_REQUIRED TASK_. State how many lines include "sent", giving the number by itself.
□ □ □ □ □ □ □
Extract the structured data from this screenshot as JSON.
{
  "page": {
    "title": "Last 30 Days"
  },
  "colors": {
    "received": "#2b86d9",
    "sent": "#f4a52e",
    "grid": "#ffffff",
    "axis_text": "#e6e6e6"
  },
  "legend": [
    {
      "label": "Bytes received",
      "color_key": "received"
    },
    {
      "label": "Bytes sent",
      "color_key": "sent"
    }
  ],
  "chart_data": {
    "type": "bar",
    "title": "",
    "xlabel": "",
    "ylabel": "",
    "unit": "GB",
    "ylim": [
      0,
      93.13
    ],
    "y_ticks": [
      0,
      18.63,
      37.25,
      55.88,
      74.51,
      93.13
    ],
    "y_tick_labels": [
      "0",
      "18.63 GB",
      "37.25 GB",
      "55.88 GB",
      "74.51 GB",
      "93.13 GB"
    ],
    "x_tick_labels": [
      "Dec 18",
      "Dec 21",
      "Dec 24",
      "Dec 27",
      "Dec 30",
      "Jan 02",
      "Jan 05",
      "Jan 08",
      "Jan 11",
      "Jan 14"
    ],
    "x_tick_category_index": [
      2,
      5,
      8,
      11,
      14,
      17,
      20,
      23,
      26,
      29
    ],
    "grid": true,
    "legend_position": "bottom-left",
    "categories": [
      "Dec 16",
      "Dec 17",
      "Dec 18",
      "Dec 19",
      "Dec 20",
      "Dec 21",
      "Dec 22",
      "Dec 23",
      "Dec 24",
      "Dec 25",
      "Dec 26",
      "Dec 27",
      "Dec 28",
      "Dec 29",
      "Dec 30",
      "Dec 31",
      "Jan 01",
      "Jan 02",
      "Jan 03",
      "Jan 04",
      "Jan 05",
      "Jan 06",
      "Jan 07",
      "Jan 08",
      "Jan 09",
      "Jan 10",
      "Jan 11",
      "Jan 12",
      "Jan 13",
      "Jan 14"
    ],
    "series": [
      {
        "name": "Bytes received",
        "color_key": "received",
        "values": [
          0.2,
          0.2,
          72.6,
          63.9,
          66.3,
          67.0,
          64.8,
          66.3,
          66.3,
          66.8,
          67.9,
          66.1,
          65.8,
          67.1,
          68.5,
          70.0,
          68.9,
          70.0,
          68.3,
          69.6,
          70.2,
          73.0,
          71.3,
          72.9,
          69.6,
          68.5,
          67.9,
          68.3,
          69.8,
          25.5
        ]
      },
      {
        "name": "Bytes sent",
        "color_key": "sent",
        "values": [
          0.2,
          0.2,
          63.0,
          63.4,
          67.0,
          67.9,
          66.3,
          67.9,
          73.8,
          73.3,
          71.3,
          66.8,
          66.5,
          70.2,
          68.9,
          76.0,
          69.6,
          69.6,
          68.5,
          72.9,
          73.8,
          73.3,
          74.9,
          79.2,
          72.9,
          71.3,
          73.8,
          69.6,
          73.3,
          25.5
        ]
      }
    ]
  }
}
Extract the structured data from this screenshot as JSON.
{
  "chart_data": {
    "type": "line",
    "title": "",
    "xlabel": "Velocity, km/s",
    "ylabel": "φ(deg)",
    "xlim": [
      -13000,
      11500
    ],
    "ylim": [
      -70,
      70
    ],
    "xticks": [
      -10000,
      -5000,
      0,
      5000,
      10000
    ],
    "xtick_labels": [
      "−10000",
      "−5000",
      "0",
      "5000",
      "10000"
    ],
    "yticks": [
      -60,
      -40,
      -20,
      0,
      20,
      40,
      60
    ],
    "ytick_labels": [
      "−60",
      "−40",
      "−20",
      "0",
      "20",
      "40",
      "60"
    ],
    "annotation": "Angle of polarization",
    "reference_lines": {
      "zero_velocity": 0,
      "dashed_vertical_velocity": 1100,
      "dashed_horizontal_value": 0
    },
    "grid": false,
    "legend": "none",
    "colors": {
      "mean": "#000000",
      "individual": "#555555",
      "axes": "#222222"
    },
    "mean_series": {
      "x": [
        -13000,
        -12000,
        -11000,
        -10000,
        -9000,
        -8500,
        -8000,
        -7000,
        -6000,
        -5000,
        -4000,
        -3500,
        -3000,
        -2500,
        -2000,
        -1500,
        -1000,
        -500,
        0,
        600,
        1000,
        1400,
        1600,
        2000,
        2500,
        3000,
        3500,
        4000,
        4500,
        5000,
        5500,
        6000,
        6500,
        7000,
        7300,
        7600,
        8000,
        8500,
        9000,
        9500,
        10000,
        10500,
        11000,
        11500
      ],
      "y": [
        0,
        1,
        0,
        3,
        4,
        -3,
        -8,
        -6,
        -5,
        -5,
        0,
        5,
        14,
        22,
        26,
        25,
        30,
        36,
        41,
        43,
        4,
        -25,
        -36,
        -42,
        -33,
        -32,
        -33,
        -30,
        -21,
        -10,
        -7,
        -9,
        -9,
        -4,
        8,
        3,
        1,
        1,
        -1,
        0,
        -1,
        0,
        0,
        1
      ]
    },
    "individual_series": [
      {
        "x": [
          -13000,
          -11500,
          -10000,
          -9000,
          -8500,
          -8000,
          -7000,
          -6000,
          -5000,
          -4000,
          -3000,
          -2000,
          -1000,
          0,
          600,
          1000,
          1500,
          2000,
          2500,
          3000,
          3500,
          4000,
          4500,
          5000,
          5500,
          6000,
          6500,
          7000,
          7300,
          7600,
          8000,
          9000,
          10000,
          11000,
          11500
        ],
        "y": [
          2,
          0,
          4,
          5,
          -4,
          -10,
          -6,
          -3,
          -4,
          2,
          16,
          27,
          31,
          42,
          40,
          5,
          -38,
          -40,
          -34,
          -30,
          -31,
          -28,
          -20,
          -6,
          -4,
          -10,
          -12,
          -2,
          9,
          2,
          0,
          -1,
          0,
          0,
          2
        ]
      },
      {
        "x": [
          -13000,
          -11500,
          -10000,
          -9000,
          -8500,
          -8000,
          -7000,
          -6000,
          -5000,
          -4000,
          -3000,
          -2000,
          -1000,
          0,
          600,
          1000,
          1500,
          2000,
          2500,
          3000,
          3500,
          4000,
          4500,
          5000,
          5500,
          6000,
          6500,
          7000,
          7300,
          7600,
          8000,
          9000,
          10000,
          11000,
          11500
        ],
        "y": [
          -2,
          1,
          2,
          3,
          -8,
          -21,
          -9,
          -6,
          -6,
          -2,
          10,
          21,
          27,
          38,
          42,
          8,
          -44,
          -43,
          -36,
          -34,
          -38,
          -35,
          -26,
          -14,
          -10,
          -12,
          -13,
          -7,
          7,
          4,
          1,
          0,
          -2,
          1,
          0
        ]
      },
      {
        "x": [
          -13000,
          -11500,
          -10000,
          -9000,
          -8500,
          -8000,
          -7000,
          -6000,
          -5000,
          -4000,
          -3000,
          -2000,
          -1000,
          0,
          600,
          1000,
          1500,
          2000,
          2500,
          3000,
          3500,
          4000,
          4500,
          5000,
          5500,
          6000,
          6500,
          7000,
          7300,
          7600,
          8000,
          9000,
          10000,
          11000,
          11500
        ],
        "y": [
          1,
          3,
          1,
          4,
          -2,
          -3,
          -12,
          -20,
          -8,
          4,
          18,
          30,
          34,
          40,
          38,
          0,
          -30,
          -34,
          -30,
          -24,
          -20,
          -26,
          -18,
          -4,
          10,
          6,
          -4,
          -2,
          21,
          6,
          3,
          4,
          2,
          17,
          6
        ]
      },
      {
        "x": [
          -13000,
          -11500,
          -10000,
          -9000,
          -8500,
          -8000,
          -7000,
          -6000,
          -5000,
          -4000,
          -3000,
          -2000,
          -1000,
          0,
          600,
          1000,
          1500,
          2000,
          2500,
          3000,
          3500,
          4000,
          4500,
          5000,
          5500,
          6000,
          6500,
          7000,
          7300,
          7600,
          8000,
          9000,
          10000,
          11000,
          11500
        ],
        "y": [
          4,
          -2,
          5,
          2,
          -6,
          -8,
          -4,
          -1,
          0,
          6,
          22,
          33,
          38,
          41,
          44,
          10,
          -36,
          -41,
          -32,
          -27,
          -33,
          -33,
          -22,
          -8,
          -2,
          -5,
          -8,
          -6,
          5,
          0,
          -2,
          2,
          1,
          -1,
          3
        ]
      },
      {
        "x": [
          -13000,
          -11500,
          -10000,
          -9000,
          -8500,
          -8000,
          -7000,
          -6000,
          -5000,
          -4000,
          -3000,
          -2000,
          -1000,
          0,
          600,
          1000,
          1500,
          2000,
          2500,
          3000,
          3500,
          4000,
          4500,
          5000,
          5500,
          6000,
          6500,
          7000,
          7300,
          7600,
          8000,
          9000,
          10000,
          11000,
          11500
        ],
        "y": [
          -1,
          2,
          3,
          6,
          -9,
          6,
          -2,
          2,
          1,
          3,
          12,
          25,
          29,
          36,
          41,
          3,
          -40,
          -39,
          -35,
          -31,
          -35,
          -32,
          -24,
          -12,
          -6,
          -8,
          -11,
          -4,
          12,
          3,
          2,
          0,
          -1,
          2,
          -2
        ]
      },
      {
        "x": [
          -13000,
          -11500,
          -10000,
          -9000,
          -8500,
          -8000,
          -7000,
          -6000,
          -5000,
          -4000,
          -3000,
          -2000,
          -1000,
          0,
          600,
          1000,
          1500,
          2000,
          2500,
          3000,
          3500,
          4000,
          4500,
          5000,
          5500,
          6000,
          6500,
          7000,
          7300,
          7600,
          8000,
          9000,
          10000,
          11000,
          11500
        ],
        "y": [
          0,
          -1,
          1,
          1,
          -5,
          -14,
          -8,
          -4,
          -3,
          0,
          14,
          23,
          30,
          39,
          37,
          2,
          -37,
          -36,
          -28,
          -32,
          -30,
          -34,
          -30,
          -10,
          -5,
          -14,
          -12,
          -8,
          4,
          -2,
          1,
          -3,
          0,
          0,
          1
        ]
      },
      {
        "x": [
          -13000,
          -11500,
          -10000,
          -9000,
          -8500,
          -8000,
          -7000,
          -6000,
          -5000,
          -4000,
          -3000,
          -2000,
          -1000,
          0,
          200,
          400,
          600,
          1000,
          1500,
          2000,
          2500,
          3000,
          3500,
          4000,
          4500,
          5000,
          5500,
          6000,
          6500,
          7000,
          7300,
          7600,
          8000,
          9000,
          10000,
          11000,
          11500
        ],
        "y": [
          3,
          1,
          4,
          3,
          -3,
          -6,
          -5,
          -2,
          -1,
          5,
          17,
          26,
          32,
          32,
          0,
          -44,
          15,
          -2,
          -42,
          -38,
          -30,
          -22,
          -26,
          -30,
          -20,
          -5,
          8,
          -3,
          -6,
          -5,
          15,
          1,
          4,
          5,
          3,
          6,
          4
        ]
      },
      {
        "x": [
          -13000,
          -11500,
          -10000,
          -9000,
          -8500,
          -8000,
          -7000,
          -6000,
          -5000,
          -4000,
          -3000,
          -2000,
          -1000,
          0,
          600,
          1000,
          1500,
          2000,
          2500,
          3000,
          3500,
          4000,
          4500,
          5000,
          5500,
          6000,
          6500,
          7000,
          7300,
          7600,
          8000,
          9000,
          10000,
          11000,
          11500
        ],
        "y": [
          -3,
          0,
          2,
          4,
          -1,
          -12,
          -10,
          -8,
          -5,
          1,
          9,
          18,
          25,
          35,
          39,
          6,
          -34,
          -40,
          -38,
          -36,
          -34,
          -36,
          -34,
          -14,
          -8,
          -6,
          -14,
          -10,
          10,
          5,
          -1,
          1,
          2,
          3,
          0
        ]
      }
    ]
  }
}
□ □ □ □ □ □ □
_EXERCISE RESPONSE_. 5